— WHAT IS BEING ASKED —
Each line of the listing that contains the word "whishi" is to be copied.
· · · · · · ·
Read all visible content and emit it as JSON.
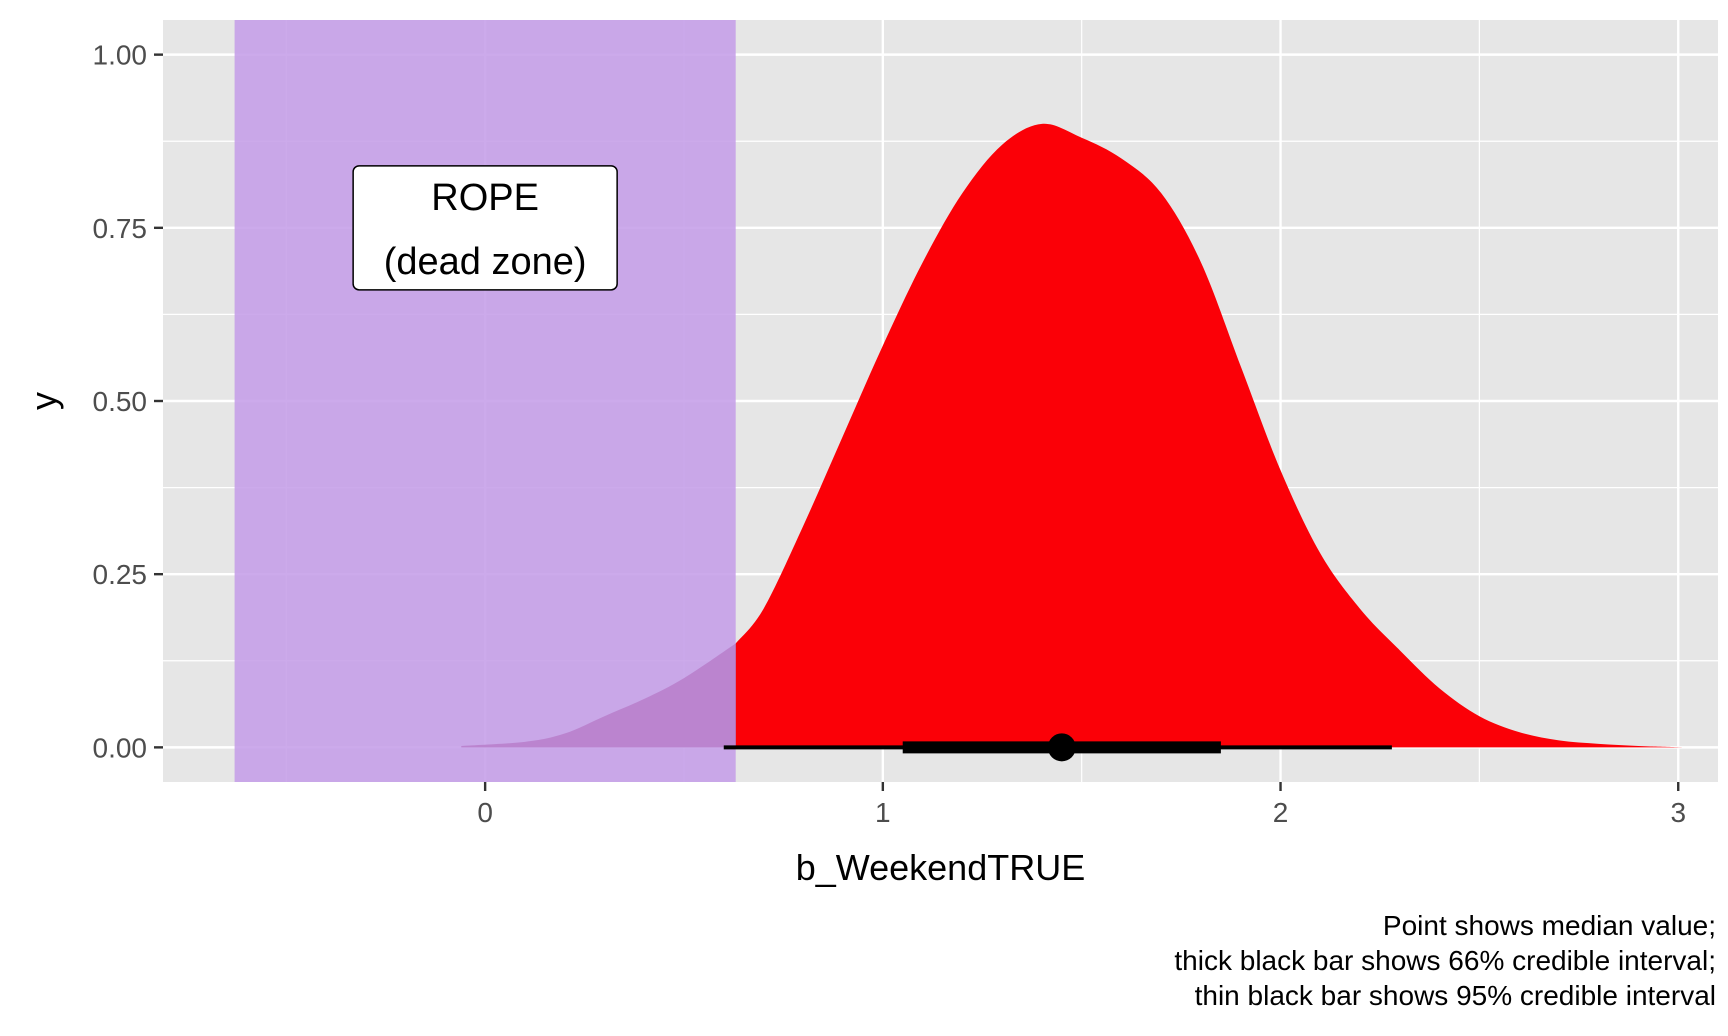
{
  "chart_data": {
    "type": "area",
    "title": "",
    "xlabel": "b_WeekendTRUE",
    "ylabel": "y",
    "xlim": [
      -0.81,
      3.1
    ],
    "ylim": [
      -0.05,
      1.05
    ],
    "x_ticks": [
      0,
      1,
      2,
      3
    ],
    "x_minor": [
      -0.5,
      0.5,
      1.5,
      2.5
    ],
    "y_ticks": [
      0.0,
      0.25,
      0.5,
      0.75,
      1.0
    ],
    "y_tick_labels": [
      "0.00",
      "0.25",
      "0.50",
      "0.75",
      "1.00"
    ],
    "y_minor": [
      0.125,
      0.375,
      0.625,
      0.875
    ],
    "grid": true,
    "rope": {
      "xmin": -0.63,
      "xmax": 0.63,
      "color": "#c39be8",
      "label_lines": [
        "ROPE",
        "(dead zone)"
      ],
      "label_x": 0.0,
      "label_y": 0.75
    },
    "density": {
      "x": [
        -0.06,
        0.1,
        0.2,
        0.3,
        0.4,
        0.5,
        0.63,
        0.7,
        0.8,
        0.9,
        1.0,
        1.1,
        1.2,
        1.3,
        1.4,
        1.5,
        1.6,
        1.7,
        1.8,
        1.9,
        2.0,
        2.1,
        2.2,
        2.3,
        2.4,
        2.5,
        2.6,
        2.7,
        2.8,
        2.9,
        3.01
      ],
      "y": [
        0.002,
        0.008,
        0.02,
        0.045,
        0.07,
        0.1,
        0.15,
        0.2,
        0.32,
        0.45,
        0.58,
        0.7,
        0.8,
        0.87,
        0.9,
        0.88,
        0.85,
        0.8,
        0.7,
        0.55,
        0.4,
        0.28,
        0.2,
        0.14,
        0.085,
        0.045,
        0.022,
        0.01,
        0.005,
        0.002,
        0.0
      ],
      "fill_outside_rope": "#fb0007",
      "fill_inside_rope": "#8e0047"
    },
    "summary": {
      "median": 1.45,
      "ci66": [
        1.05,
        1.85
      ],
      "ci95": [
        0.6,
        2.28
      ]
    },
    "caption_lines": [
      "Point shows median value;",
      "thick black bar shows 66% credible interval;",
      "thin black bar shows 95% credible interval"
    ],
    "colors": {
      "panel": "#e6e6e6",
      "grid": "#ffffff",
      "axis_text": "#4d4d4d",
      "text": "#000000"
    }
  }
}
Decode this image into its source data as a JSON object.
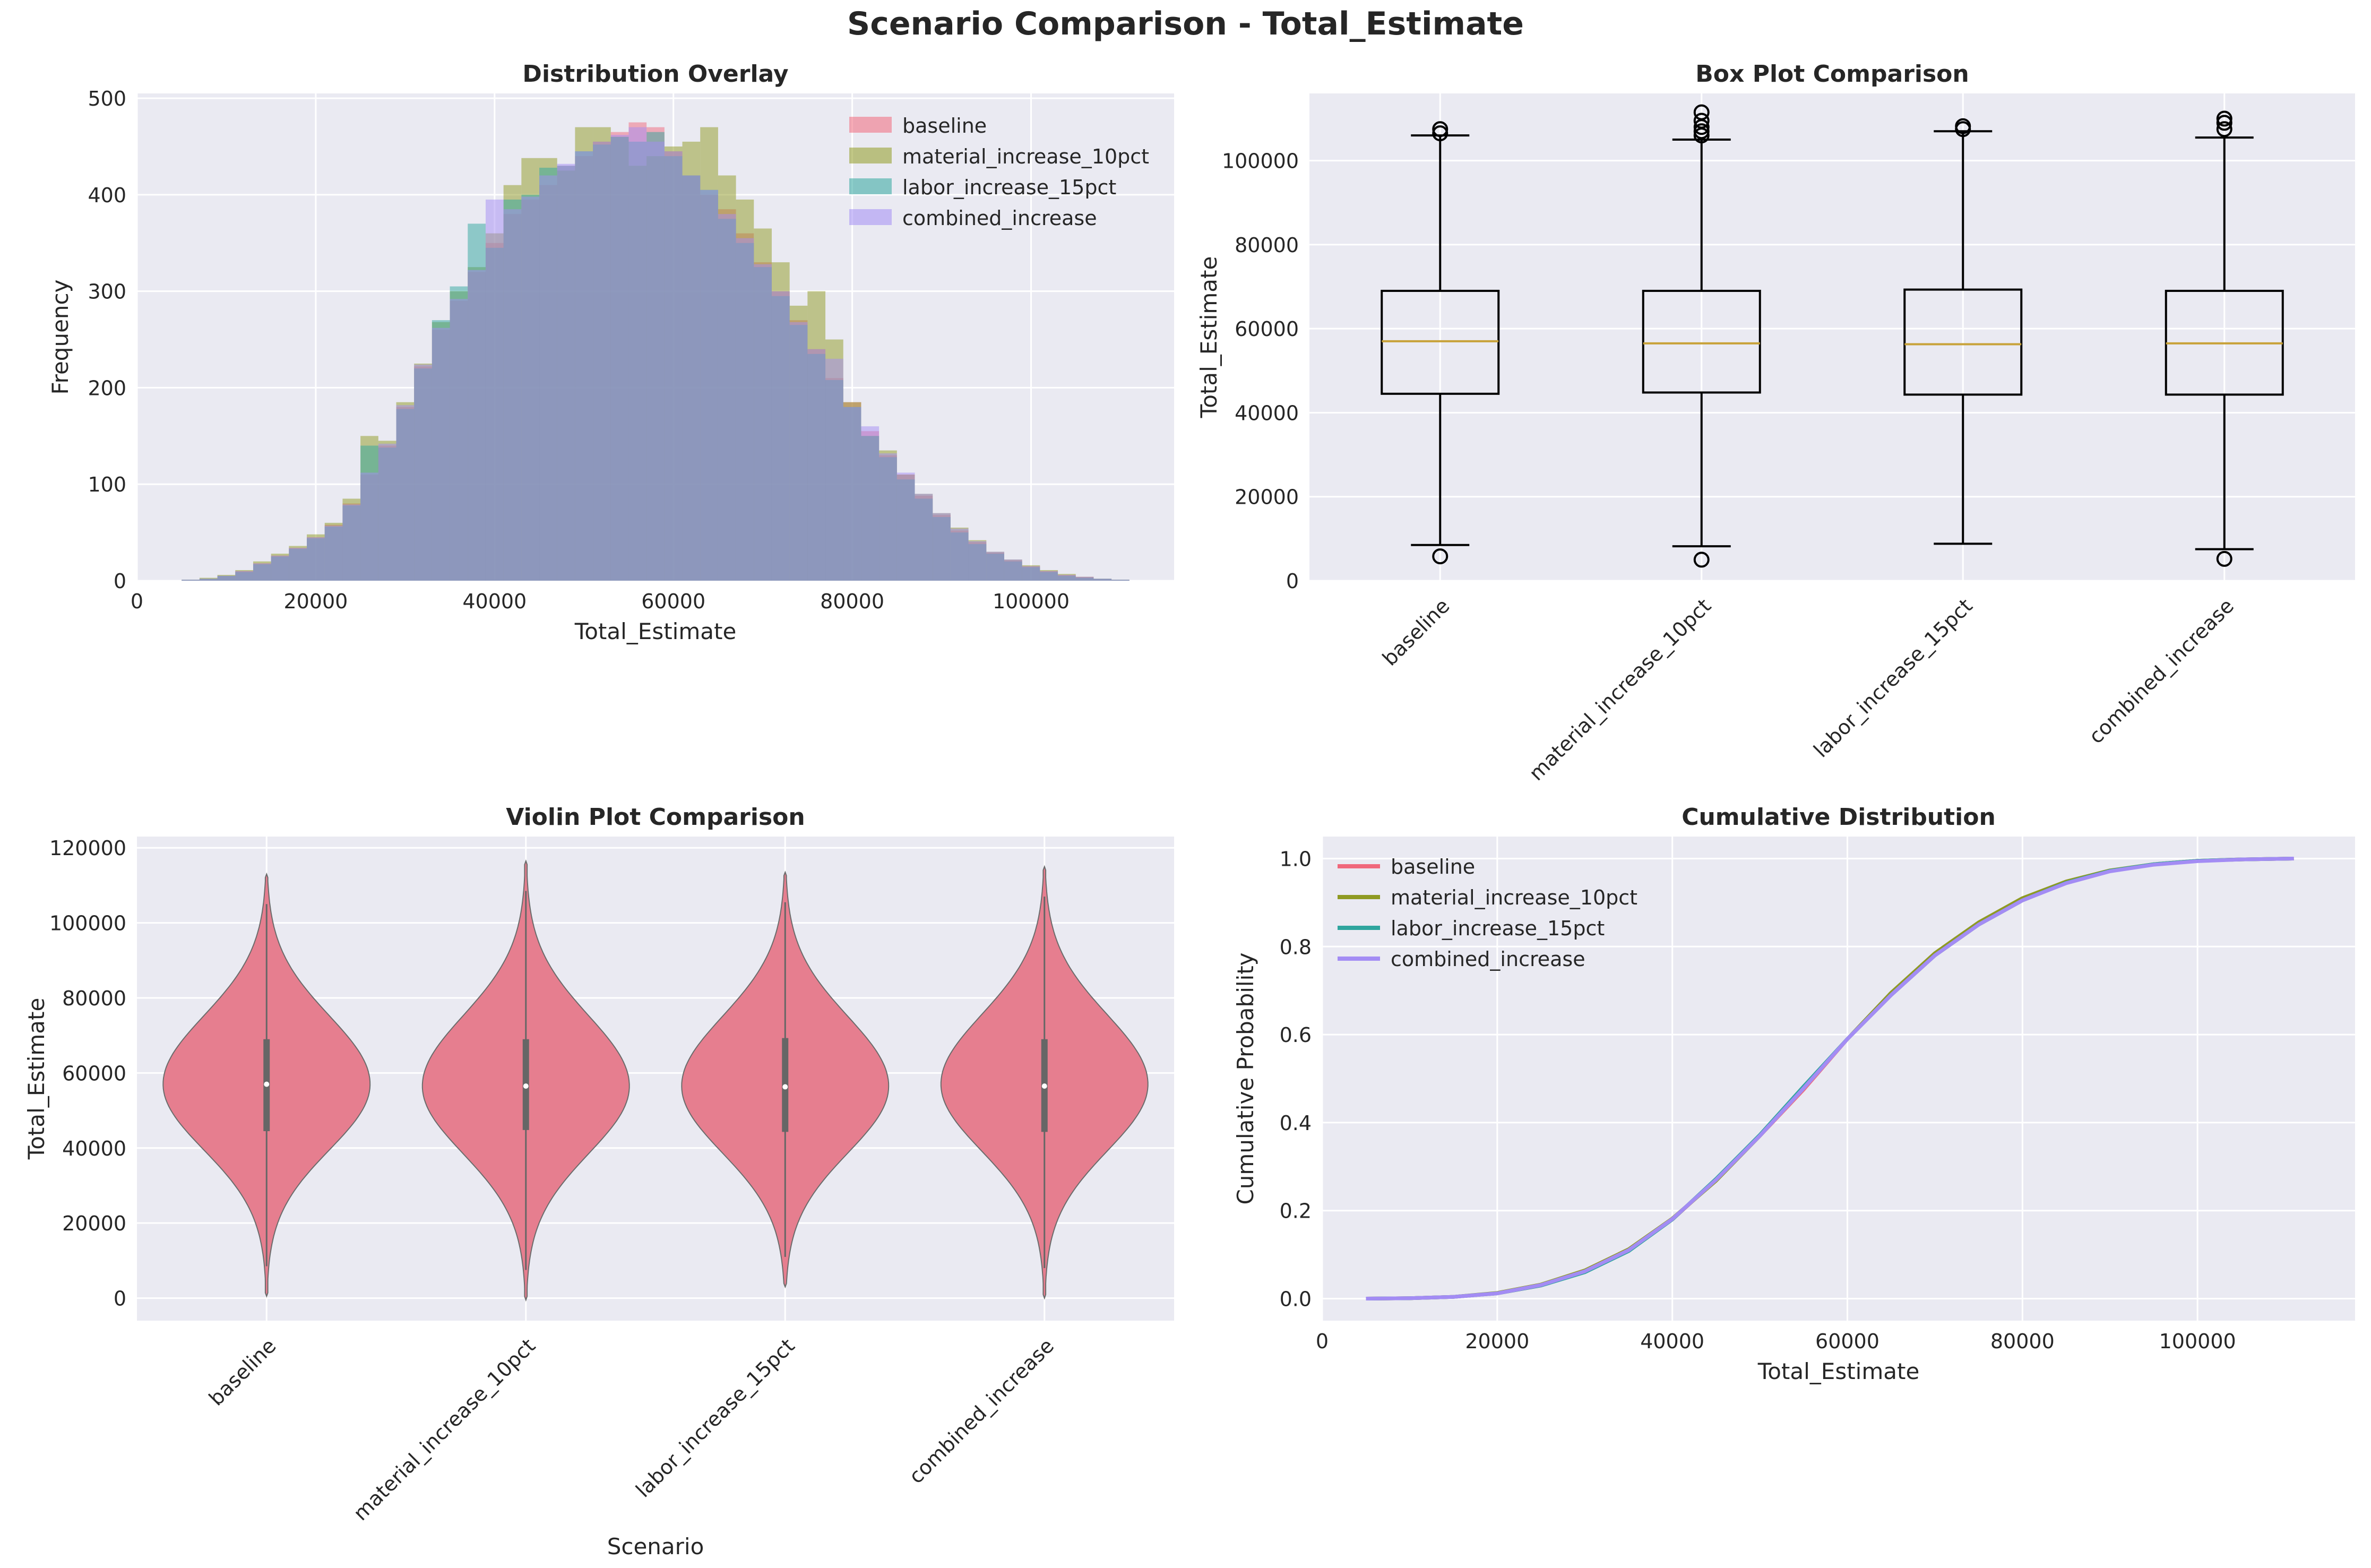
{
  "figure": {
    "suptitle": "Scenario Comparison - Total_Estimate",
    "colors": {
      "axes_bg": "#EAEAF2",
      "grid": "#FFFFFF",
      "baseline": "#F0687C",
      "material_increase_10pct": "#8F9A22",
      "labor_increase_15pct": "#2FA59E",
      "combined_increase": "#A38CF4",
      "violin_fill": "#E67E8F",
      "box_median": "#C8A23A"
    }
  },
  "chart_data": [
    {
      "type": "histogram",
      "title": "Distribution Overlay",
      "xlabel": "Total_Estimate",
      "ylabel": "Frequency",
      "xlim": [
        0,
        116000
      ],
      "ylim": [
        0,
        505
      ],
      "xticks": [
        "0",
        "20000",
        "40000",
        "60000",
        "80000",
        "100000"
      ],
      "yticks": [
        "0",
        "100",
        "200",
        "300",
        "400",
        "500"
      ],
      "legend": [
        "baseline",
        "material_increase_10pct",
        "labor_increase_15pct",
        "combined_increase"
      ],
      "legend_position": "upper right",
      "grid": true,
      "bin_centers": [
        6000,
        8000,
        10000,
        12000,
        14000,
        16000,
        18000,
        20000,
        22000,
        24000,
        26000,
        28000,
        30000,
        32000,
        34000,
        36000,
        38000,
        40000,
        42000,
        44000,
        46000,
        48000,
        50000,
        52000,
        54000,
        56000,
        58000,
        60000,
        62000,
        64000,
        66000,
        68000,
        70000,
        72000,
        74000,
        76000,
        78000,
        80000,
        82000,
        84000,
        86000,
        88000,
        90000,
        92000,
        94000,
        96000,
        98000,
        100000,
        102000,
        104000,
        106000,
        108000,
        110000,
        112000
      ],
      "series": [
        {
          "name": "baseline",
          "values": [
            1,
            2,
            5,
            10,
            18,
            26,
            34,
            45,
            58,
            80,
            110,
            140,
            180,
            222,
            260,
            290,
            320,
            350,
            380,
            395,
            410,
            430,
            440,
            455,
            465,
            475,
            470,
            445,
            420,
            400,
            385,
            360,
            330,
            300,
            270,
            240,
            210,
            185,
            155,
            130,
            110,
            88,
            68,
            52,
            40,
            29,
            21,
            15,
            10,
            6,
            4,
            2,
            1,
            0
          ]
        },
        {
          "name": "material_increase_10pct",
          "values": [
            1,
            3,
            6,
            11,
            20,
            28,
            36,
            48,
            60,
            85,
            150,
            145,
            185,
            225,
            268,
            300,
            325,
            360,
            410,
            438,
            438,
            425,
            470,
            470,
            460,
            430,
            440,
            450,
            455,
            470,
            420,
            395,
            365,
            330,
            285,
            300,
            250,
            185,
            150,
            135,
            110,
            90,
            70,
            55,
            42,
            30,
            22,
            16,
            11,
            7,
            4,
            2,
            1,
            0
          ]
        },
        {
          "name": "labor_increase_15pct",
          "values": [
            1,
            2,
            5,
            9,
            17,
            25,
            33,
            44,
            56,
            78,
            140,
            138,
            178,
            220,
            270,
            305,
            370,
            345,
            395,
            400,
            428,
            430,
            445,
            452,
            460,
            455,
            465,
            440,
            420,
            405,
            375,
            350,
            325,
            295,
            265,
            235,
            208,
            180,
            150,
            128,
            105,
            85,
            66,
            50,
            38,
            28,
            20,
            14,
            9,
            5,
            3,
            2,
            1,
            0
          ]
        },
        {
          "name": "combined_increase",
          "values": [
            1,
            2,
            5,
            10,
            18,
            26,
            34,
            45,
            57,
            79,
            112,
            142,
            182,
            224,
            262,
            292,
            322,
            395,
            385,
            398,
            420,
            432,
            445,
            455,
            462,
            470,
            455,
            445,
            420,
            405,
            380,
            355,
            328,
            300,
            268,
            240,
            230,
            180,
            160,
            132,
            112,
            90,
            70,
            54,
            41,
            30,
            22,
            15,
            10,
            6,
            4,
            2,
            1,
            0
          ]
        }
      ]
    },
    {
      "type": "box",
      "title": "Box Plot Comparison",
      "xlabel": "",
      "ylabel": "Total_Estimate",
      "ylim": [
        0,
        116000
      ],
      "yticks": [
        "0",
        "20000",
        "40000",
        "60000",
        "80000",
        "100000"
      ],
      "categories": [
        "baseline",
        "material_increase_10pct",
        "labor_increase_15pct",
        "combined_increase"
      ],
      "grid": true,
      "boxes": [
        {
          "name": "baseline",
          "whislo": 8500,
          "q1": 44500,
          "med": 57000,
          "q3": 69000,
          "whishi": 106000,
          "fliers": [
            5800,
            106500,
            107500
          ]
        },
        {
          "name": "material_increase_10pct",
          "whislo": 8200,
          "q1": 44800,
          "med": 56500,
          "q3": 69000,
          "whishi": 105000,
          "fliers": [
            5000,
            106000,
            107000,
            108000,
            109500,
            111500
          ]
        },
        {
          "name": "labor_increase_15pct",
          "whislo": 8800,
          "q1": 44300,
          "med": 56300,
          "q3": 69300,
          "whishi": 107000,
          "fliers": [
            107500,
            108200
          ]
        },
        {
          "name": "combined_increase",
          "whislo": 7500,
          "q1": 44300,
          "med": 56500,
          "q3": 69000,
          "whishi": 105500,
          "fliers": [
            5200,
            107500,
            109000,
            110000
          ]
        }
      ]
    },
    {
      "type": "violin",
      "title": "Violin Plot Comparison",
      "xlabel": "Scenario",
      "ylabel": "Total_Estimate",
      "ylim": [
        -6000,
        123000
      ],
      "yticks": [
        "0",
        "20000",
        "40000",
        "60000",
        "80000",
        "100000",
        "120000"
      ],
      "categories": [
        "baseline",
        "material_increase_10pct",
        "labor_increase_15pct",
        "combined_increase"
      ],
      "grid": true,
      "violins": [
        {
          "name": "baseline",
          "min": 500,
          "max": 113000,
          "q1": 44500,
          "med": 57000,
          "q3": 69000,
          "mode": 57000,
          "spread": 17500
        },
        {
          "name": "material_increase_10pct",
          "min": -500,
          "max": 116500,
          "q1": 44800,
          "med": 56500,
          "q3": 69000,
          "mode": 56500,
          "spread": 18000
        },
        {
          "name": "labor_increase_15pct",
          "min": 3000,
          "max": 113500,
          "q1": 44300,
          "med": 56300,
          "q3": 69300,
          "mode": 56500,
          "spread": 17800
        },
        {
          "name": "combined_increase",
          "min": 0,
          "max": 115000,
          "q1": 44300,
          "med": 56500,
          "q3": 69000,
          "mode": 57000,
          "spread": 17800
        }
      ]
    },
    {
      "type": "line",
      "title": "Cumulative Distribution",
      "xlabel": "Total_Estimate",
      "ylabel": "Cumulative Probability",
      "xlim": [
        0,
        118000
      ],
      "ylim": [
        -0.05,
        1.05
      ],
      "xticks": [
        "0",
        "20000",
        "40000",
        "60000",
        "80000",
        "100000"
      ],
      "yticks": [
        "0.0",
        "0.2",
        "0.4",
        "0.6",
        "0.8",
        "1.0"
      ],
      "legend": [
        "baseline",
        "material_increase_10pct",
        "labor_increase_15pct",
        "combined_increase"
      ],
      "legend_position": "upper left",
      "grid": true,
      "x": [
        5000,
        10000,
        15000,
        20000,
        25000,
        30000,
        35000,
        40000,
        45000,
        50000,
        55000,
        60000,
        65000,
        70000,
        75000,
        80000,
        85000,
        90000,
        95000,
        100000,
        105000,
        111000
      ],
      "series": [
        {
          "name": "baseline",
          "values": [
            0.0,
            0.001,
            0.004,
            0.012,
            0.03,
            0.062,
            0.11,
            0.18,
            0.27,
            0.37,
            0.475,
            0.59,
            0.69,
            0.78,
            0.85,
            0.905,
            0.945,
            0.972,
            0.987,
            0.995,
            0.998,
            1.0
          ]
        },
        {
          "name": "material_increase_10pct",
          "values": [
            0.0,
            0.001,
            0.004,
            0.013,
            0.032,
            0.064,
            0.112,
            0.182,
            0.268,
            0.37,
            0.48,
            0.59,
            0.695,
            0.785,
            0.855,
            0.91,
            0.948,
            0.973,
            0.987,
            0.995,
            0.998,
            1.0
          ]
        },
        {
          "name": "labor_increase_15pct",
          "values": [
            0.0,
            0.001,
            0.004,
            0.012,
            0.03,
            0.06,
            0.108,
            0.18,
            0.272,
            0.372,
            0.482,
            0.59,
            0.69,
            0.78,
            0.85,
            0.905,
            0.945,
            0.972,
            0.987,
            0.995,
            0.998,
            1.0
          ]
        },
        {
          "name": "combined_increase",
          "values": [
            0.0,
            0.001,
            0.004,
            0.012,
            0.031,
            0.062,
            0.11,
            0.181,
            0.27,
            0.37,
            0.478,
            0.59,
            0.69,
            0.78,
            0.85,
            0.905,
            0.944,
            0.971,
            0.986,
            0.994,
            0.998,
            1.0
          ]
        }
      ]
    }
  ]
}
· · · · · · ·
— RESPONSE TO THIS EXERCISE —
          "whishi": 106000,
          "whishi": 105000,
          "whishi": 107000,
          "whishi": 105500,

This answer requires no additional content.